# Figure contents as structured data
'''
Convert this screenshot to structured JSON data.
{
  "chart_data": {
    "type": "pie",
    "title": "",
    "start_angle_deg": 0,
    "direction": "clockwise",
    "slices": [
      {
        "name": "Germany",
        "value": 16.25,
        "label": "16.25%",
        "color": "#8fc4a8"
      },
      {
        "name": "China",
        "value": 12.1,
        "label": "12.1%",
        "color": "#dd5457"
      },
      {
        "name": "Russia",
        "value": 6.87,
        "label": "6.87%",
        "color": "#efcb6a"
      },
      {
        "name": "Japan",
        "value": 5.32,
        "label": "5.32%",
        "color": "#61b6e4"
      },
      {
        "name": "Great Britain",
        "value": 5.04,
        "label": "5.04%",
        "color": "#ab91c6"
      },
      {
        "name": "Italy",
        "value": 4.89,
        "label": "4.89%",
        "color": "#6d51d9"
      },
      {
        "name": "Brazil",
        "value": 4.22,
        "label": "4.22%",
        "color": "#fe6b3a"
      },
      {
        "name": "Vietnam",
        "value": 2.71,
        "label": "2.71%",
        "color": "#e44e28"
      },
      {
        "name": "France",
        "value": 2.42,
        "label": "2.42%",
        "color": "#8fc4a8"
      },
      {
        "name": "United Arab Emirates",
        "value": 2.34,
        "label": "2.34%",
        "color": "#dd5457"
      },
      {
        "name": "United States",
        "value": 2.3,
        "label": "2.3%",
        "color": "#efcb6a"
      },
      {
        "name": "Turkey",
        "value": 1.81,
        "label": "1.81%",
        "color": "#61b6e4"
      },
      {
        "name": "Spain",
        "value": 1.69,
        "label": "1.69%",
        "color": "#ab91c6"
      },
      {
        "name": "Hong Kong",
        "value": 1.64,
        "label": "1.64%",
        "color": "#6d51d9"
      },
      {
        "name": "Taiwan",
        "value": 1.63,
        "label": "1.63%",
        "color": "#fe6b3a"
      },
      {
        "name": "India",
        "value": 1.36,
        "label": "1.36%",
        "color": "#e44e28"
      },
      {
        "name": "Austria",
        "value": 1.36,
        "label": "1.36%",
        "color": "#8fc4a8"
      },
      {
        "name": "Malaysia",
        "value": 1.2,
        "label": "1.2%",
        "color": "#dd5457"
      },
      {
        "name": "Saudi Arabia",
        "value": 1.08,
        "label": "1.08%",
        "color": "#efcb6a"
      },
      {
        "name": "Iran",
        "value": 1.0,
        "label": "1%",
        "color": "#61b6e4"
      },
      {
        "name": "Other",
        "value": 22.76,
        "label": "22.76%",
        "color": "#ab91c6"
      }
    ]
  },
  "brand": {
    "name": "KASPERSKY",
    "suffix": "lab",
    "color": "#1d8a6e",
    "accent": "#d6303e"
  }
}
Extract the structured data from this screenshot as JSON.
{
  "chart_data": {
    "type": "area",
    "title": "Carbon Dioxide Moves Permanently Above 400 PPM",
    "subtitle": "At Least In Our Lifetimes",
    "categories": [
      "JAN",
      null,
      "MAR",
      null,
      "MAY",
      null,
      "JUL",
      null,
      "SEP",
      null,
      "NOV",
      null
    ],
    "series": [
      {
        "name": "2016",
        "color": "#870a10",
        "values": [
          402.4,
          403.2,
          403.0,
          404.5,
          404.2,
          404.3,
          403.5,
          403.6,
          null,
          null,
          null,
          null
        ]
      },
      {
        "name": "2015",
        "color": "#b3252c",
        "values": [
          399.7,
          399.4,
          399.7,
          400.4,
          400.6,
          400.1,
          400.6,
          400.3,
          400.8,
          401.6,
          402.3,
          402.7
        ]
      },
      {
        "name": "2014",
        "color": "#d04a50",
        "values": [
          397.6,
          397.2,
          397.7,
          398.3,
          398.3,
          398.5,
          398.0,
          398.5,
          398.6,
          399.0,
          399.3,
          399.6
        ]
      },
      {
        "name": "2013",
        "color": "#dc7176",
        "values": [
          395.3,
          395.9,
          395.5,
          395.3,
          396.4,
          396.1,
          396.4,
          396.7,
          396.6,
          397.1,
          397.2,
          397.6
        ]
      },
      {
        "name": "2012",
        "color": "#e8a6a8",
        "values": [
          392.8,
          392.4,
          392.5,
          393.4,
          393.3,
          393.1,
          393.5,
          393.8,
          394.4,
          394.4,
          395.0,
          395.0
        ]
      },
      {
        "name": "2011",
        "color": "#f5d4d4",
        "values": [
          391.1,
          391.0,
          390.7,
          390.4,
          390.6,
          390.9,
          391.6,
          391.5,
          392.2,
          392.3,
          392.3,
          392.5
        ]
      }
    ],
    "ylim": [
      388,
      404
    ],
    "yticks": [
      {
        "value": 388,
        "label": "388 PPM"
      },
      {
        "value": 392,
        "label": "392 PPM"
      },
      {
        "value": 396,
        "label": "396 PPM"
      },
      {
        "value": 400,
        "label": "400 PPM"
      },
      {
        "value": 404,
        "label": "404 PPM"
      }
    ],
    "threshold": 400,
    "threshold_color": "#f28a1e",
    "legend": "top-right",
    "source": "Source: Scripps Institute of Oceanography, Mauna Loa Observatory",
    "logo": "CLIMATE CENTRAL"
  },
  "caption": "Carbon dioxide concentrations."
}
'''
# Written problem
Scan the data for the word "Carbon" and copy every line where it shows up.

# Result
    "title": "Carbon Dioxide Moves Permanently Above 400 PPM",
  "caption": "Carbon dioxide concentrations."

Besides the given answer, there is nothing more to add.